% Generated by roxygen2: do not edit by hand
% Please edit documentation in R/fmply.R
\name{fmply}
\alias{fmply}
\title{Read, process and write to multiple output files}
\usage{
fmply(
  input,
  outputs,
  FUN,
  ...,
  key.sep = "\\t",
  sep = "\\t",
  skip = 0,
  header = TRUE,
  nblocks = Inf,
  stringsAsFactors = FALSE,
  select = NULL,
  drop = NULL,
  col.names = NULL,
  parallel = 1
)
}
\arguments{
\item{input}{Path of the input file.}

\item{outputs}{Vector of \emph{m} paths for the output files.}

\item{FUN}{A function to apply to each block. Takes as input a \code{data.table}
and optionally additional arguments. It should return a list of length
\emph{m}, the same length as the \code{outputs} vector. The first element
of the list is written to the first output file, the second element of the
list to the second output file, and so on. Besides these \emph{m} \code{data.table}s,
it can return an additional element, which is also returned by \code{fmply()}.}

\item{...}{Additional arguments to be passed to FUN.}

\item{key.sep}{The character that delimits the first field from the rest.}

\item{sep}{The field delimiter (often equal to \code{key.sep}).}

\item{skip}{Number of lines to skip at the beginning of the file}

\item{header}{Whether the file has a header.}

\item{nblocks}{The number of blocks to read.}

\item{stringsAsFactors}{Whether to convert strings into factors.}

\item{select}{The columns (names or numbers) to be read.}

\item{drop}{The columns (names or numbers) not to be read.}

\item{col.names}{Names of the columns.}

\item{parallel}{Number of cores to use.}
}
\value{
If \code{FUN} returns \emph{m} elements, \code{fmply()} returns
invisibly the number of blocks parsed. If \code{FUN} returns \emph{m + 1}
elements, \code{fmply()} returns the list of all the last elements. As a
side effect, it writes the first \emph{m} outputs of \code{FUN} to the
\code{outputs} files.

▶ [Required action]
Answer these questions using the fmply documentation.
(a) What is the default value of the parallel argument, and what does that argument set?
(b) What does the key.sep argument delimit?
(c) When FUN returns m elements, what does fmply() return?

▶ [Dataset entries]
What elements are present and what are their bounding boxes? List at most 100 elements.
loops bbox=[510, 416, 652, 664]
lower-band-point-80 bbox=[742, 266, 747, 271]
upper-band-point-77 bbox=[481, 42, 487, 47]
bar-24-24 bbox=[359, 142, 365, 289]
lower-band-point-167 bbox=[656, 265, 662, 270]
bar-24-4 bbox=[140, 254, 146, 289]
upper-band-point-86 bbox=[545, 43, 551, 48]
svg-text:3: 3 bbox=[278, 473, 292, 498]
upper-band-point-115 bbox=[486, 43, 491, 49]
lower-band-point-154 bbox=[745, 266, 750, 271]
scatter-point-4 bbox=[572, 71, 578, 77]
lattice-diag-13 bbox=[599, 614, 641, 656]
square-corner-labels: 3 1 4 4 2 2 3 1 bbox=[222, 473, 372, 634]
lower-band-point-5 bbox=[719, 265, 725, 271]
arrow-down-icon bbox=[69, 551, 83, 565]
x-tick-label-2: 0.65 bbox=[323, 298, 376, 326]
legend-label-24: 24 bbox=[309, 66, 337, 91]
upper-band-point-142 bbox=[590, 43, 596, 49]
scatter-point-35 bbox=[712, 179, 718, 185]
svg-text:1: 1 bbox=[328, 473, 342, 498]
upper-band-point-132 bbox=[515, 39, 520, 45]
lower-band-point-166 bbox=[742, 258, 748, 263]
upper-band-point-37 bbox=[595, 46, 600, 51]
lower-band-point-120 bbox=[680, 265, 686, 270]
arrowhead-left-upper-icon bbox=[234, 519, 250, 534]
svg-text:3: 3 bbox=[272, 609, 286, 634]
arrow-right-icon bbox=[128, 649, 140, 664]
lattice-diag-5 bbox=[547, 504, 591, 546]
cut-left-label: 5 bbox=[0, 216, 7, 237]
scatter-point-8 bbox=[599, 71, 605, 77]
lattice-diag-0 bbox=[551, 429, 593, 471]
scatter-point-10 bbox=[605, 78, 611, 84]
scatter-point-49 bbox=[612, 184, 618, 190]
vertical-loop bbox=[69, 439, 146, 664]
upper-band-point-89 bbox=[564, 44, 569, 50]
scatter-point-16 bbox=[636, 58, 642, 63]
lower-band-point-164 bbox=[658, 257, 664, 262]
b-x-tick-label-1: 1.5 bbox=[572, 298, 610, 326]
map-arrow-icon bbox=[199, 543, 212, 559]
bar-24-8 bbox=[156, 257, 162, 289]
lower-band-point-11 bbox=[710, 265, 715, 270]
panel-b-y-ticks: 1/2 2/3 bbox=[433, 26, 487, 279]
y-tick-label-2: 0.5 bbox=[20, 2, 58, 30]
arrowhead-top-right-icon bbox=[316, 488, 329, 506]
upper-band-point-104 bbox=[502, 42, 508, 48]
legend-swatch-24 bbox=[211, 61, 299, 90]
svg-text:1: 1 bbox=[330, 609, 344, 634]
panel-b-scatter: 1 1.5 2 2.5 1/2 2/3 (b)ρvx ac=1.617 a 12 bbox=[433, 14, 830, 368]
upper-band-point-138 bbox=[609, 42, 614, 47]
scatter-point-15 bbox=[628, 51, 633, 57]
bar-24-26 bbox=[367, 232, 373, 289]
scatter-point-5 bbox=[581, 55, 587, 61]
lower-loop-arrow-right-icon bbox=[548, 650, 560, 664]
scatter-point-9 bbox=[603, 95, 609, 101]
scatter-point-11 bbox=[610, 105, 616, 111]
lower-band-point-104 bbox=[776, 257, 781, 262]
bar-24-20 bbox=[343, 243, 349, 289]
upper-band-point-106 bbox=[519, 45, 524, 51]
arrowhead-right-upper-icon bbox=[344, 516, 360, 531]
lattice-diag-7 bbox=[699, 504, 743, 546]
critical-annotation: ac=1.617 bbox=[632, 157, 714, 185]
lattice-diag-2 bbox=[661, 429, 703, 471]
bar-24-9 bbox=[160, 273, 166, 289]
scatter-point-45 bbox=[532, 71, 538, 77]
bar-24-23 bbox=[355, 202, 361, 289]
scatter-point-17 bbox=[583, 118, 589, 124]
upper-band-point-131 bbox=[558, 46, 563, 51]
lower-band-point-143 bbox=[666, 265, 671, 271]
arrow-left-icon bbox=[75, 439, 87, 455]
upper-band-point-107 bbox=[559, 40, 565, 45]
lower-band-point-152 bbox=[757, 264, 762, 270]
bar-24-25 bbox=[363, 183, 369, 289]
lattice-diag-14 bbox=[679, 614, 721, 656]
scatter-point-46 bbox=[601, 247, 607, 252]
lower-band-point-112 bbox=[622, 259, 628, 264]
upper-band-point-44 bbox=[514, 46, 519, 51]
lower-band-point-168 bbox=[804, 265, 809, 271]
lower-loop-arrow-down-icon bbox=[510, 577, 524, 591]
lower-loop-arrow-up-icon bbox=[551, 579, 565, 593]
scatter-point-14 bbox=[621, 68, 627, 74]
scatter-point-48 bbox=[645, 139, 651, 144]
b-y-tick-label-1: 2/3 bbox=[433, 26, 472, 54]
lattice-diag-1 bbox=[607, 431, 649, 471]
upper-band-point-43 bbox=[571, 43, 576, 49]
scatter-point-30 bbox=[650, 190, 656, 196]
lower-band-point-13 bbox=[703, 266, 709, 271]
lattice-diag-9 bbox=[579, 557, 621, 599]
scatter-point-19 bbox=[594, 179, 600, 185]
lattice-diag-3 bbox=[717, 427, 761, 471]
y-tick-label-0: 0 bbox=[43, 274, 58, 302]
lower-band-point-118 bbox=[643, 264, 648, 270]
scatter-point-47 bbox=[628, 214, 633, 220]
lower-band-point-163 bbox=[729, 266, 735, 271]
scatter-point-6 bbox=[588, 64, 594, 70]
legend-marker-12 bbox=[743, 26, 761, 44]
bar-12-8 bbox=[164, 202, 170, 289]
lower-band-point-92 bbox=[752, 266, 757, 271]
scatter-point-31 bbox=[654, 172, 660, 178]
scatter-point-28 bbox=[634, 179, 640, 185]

▶ [Reply to the exercise]
(a) The default is 1. The argument sets the number of cores to use.
(b) It delimits the first field from the rest.
(c) It returns, invisibly, the number of blocks parsed.